— Start of LISTED ENTRIES —
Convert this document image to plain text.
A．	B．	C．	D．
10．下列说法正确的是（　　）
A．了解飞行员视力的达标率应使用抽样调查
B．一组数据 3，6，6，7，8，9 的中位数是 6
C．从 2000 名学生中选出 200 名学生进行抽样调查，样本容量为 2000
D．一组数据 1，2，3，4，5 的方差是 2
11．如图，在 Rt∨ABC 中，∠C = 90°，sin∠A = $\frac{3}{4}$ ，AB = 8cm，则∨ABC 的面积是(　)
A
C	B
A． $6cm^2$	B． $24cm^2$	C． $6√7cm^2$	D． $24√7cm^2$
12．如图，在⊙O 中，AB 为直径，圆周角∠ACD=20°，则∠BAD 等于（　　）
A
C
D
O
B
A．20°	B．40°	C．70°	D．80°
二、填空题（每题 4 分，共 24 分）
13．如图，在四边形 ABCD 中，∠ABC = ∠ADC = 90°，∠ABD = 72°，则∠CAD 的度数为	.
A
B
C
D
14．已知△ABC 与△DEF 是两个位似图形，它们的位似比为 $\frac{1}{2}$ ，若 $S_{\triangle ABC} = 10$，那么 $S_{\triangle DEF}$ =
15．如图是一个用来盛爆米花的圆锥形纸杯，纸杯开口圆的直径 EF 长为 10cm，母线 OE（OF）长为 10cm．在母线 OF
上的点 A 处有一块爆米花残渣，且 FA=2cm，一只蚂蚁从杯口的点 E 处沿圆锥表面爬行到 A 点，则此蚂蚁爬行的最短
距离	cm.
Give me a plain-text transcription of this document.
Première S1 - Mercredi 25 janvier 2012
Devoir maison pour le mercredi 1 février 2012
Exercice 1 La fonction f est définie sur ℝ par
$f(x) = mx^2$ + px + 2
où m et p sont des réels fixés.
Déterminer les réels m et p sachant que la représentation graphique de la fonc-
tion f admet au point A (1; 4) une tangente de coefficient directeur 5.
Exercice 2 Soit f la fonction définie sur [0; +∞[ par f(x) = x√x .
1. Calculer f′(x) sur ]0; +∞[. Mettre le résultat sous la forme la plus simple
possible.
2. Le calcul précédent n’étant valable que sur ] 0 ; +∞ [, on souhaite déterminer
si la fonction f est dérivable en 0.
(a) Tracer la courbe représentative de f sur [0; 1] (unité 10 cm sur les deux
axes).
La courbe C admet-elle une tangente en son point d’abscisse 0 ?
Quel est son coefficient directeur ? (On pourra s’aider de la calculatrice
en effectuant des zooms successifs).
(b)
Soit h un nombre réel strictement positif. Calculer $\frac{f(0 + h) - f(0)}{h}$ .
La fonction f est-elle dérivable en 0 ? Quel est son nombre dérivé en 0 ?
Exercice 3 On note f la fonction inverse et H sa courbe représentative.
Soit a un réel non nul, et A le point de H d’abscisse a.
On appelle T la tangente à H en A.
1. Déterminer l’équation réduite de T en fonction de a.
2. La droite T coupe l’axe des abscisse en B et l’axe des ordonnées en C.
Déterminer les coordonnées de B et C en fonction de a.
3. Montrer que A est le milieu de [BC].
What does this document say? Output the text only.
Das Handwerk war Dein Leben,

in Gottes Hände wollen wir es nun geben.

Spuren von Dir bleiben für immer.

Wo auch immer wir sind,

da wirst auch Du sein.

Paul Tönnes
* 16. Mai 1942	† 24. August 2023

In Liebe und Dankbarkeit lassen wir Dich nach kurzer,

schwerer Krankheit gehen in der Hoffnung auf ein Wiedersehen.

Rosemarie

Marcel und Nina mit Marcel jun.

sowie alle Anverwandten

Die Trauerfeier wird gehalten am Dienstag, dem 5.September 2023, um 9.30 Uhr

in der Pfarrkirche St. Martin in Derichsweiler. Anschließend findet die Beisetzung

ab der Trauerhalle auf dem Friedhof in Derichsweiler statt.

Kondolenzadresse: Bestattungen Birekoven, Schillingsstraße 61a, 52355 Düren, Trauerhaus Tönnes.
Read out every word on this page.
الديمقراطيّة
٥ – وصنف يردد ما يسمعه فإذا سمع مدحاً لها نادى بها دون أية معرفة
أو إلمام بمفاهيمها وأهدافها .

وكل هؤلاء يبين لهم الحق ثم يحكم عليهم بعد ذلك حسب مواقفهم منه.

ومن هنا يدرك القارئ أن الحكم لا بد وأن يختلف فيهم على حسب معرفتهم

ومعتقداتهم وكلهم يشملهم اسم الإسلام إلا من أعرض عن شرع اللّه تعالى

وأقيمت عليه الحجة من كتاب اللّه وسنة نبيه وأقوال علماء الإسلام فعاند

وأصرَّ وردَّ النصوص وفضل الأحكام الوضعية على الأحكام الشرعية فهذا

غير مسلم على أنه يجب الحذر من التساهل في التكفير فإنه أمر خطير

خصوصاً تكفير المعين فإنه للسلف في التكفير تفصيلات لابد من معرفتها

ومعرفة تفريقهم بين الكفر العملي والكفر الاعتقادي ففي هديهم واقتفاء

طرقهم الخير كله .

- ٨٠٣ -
— End of LISTED ENTRIES —
Transcribe all of the lines in the records precisely.

Convert this document image to plain text.
A．	B．	C．	D．
10．下列说法正确的是（　　）
A．了解飞行员视力的达标率应使用抽样调查
B．一组数据 3，6，6，7，8，9 的中位数是 6
C．从 2000 名学生中选出 200 名学生进行抽样调查，样本容量为 2000
D．一组数据 1，2，3，4，5 的方差是 2
11．如图，在 Rt∨ABC 中，∠C = 90°，sin∠A = $\frac{3}{4}$ ，AB = 8cm，则∨ABC 的面积是(　)
A
C	B
A． $6cm^2$	B． $24cm^2$	C． $6√7cm^2$	D． $24√7cm^2$
12．如图，在⊙O 中，AB 为直径，圆周角∠ACD=20°，则∠BAD 等于（　　）
A
C
D
O
B
A．20°	B．40°	C．70°	D．80°
二、填空题（每题 4 分，共 24 分）
13．如图，在四边形 ABCD 中，∠ABC = ∠ADC = 90°，∠ABD = 72°，则∠CAD 的度数为	.
A
B
C
D
14．已知△ABC 与△DEF 是两个位似图形，它们的位似比为 $\frac{1}{2}$ ，若 $S_{\triangle ABC} = 10$，那么 $S_{\triangle DEF}$ =
15．如图是一个用来盛爆米花的圆锥形纸杯，纸杯开口圆的直径 EF 长为 10cm，母线 OE（OF）长为 10cm．在母线 OF
上的点 A 处有一块爆米花残渣，且 FA=2cm，一只蚂蚁从杯口的点 E 处沿圆锥表面爬行到 A 点，则此蚂蚁爬行的最短
距离	cm.
Give me a plain-text transcription of this document.
Première S1 - Mercredi 25 janvier 2012
Devoir maison pour le mercredi 1 février 2012
Exercice 1 La fonction f est définie sur ℝ par
$f(x) = mx^2$ + px + 2
où m et p sont des réels fixés.
Déterminer les réels m et p sachant que la représentation graphique de la fonc-
tion f admet au point A (1; 4) une tangente de coefficient directeur 5.
Exercice 2 Soit f la fonction définie sur [0; +∞[ par f(x) = x√x .
1. Calculer f′(x) sur ]0; +∞[. Mettre le résultat sous la forme la plus simple
possible.
2. Le calcul précédent n’étant valable que sur ] 0 ; +∞ [, on souhaite déterminer
si la fonction f est dérivable en 0.
(a) Tracer la courbe représentative de f sur [0; 1] (unité 10 cm sur les deux
axes).
La courbe C admet-elle une tangente en son point d’abscisse 0 ?
Quel est son coefficient directeur ? (On pourra s’aider de la calculatrice
en effectuant des zooms successifs).
(b)
Soit h un nombre réel strictement positif. Calculer $\frac{f(0 + h) - f(0)}{h}$ .
La fonction f est-elle dérivable en 0 ? Quel est son nombre dérivé en 0 ?
Exercice 3 On note f la fonction inverse et H sa courbe représentative.
Soit a un réel non nul, et A le point de H d’abscisse a.
On appelle T la tangente à H en A.
1. Déterminer l’équation réduite de T en fonction de a.
2. La droite T coupe l’axe des abscisse en B et l’axe des ordonnées en C.
Déterminer les coordonnées de B et C en fonction de a.
3. Montrer que A est le milieu de [BC].
What does this document say? Output the text only.
Das Handwerk war Dein Leben,

in Gottes Hände wollen wir es nun geben.

Spuren von Dir bleiben für immer.

Wo auch immer wir sind,

da wirst auch Du sein.

Paul Tönnes
* 16. Mai 1942	† 24. August 2023

In Liebe und Dankbarkeit lassen wir Dich nach kurzer,

schwerer Krankheit gehen in der Hoffnung auf ein Wiedersehen.

Rosemarie

Marcel und Nina mit Marcel jun.

sowie alle Anverwandten

Die Trauerfeier wird gehalten am Dienstag, dem 5.September 2023, um 9.30 Uhr

in der Pfarrkirche St. Martin in Derichsweiler. Anschließend findet die Beisetzung

ab der Trauerhalle auf dem Friedhof in Derichsweiler statt.

Kondolenzadresse: Bestattungen Birekoven, Schillingsstraße 61a, 52355 Düren, Trauerhaus Tönnes.
Read out every word on this page.
الديمقراطيّة
٥ – وصنف يردد ما يسمعه فإذا سمع مدحاً لها نادى بها دون أية معرفة
أو إلمام بمفاهيمها وأهدافها .

وكل هؤلاء يبين لهم الحق ثم يحكم عليهم بعد ذلك حسب مواقفهم منه.

ومن هنا يدرك القارئ أن الحكم لا بد وأن يختلف فيهم على حسب معرفتهم

ومعتقداتهم وكلهم يشملهم اسم الإسلام إلا من أعرض عن شرع اللّه تعالى

وأقيمت عليه الحجة من كتاب اللّه وسنة نبيه وأقوال علماء الإسلام فعاند

وأصرَّ وردَّ النصوص وفضل الأحكام الوضعية على الأحكام الشرعية فهذا

غير مسلم على أنه يجب الحذر من التساهل في التكفير فإنه أمر خطير

خصوصاً تكفير المعين فإنه للسلف في التكفير تفصيلات لابد من معرفتها

ومعرفة تفريقهم بين الكفر العملي والكفر الاعتقادي ففي هديهم واقتفاء

طرقهم الخير كله .

- ٨٠٣ -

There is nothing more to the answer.